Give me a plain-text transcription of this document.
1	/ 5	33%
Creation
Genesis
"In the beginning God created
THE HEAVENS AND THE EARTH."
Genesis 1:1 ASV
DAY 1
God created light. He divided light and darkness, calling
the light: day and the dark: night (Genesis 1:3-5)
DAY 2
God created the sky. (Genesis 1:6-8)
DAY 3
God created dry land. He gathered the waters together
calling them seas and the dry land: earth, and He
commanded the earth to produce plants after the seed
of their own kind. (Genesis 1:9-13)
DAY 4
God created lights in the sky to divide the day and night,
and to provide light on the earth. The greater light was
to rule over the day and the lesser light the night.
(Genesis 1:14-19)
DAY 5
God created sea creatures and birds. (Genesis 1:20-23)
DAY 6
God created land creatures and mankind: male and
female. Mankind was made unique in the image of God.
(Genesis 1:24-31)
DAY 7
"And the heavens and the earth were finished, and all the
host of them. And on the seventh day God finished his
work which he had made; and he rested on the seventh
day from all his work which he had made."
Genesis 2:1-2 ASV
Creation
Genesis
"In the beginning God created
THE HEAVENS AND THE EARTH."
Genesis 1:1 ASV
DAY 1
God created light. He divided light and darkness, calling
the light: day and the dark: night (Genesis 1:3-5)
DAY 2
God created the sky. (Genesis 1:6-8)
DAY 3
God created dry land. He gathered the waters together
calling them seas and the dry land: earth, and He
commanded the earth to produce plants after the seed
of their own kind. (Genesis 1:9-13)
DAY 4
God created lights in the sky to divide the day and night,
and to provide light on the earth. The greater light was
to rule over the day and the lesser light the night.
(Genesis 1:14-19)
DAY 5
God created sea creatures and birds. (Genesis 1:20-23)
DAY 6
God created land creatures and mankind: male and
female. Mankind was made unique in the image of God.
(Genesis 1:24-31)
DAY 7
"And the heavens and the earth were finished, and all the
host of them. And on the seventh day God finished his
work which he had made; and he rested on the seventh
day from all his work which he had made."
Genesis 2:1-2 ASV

Work request: Give the whole listing again, character for character.

Solution for this task:
Give me a plain-text transcription of this document.
1	/ 5	33%
Creation
Genesis
"In the beginning God created
THE HEAVENS AND THE EARTH."
Genesis 1:1 ASV
DAY 1
God created light. He divided light and darkness, calling
the light: day and the dark: night (Genesis 1:3-5)
DAY 2
God created the sky. (Genesis 1:6-8)
DAY 3
God created dry land. He gathered the waters together
calling them seas and the dry land: earth, and He
commanded the earth to produce plants after the seed
of their own kind. (Genesis 1:9-13)
DAY 4
God created lights in the sky to divide the day and night,
and to provide light on the earth. The greater light was
to rule over the day and the lesser light the night.
(Genesis 1:14-19)
DAY 5
God created sea creatures and birds. (Genesis 1:20-23)
DAY 6
God created land creatures and mankind: male and
female. Mankind was made unique in the image of God.
(Genesis 1:24-31)
DAY 7
"And the heavens and the earth were finished, and all the
host of them. And on the seventh day God finished his
work which he had made; and he rested on the seventh
day from all his work which he had made."
Genesis 2:1-2 ASV
Creation
Genesis
"In the beginning God created
THE HEAVENS AND THE EARTH."
Genesis 1:1 ASV
DAY 1
God created light. He divided light and darkness, calling
the light: day and the dark: night (Genesis 1:3-5)
DAY 2
God created the sky. (Genesis 1:6-8)
DAY 3
God created dry land. He gathered the waters together
calling them seas and the dry land: earth, and He
commanded the earth to produce plants after the seed
of their own kind. (Genesis 1:9-13)
DAY 4
God created lights in the sky to divide the day and night,
and to provide light on the earth. The greater light was
to rule over the day and the lesser light the night.
(Genesis 1:14-19)
DAY 5
God created sea creatures and birds. (Genesis 1:20-23)
DAY 6
God created land creatures and mankind: male and
female. Mankind was made unique in the image of God.
(Genesis 1:24-31)
DAY 7
"And the heavens and the earth were finished, and all the
host of them. And on the seventh day God finished his
work which he had made; and he rested on the seventh
day from all his work which he had made."
Genesis 2:1-2 ASV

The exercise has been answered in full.